**TASK BRIEF**
Find the string "object" in the listing and report every line that has it.

_ _ _ _ _ _ _

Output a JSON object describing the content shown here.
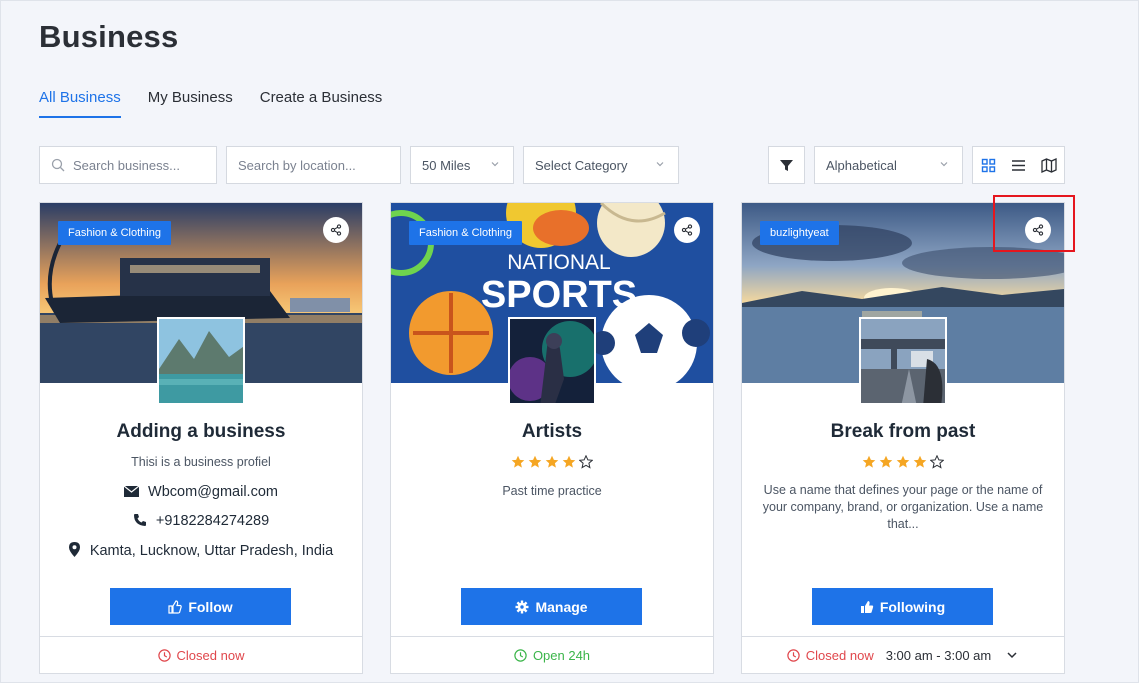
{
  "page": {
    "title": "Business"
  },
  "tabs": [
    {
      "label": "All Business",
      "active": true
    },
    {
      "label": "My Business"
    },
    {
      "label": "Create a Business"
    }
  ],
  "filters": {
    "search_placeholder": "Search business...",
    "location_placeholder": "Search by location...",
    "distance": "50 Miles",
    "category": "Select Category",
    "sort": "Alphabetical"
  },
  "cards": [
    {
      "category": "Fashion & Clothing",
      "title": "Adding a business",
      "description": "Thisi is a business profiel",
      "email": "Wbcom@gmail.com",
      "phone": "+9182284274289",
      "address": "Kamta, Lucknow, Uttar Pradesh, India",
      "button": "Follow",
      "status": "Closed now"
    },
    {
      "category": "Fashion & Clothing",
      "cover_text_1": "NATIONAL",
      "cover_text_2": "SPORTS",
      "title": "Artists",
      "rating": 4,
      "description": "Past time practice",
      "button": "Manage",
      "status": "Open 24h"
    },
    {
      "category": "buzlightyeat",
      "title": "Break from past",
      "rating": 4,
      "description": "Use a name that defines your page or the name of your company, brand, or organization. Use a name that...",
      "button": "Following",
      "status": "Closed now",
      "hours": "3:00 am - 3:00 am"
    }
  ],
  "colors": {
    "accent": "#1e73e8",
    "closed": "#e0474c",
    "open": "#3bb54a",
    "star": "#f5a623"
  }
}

_ _ _ _ _ _ _

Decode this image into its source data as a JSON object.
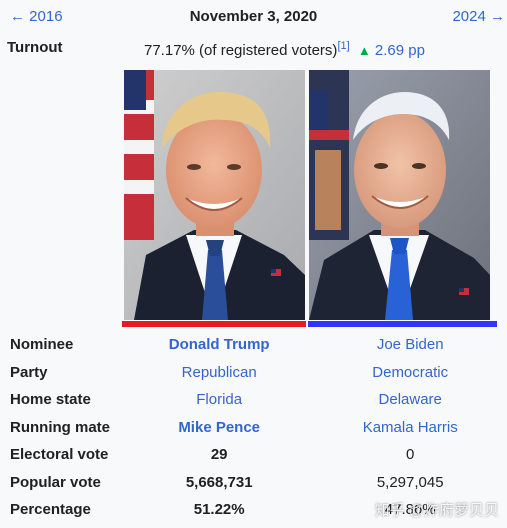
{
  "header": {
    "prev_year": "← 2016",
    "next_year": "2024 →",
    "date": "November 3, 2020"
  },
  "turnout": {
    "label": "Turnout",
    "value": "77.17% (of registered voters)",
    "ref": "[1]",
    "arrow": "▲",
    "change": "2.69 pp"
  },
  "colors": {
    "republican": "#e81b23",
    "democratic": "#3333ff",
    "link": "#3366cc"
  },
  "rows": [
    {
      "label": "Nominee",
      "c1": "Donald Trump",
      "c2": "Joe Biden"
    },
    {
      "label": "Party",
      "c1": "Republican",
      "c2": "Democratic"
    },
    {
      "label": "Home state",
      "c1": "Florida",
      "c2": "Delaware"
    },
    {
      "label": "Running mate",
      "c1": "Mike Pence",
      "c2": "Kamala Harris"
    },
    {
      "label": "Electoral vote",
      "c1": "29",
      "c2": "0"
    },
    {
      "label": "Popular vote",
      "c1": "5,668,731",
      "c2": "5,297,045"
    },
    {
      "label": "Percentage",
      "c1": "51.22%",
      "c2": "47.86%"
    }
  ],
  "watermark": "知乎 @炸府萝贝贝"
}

_ _ _ _ _ _ _

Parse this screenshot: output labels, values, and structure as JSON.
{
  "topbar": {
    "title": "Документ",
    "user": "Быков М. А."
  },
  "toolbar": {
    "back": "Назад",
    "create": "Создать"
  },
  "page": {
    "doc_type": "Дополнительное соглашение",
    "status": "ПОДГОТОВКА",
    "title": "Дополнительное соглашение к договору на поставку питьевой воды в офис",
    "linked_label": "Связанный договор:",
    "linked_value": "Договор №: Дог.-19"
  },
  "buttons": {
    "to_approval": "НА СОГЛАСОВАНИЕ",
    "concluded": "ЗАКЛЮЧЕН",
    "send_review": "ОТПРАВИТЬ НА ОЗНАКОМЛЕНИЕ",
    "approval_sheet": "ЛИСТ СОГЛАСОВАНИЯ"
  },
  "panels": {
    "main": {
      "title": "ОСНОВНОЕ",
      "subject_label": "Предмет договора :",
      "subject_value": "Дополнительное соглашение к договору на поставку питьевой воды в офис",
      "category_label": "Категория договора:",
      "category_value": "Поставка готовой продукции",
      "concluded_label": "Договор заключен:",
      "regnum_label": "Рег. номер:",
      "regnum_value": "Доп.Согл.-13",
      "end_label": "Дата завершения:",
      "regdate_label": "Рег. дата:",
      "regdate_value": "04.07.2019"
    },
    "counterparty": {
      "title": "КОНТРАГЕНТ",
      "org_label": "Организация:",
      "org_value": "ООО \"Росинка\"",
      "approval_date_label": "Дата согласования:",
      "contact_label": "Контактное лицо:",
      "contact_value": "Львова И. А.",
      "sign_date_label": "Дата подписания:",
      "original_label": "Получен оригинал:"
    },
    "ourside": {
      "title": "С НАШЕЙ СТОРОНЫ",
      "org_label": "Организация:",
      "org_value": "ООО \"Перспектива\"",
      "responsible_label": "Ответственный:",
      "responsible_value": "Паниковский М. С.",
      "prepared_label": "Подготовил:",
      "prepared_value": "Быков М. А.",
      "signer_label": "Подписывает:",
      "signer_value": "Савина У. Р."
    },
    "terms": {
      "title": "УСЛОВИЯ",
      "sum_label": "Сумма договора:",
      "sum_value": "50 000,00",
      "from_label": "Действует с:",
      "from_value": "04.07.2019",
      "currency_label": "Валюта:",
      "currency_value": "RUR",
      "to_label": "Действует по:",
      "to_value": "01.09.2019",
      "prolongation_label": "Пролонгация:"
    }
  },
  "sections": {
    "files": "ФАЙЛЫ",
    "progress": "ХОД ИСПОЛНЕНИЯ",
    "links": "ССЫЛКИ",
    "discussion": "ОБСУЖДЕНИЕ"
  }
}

_ _ _ _ _ _ _

**COMPLETED TASK**
Output a JSON object describing the content shown here.
Decode this image into its source data as a JSON object.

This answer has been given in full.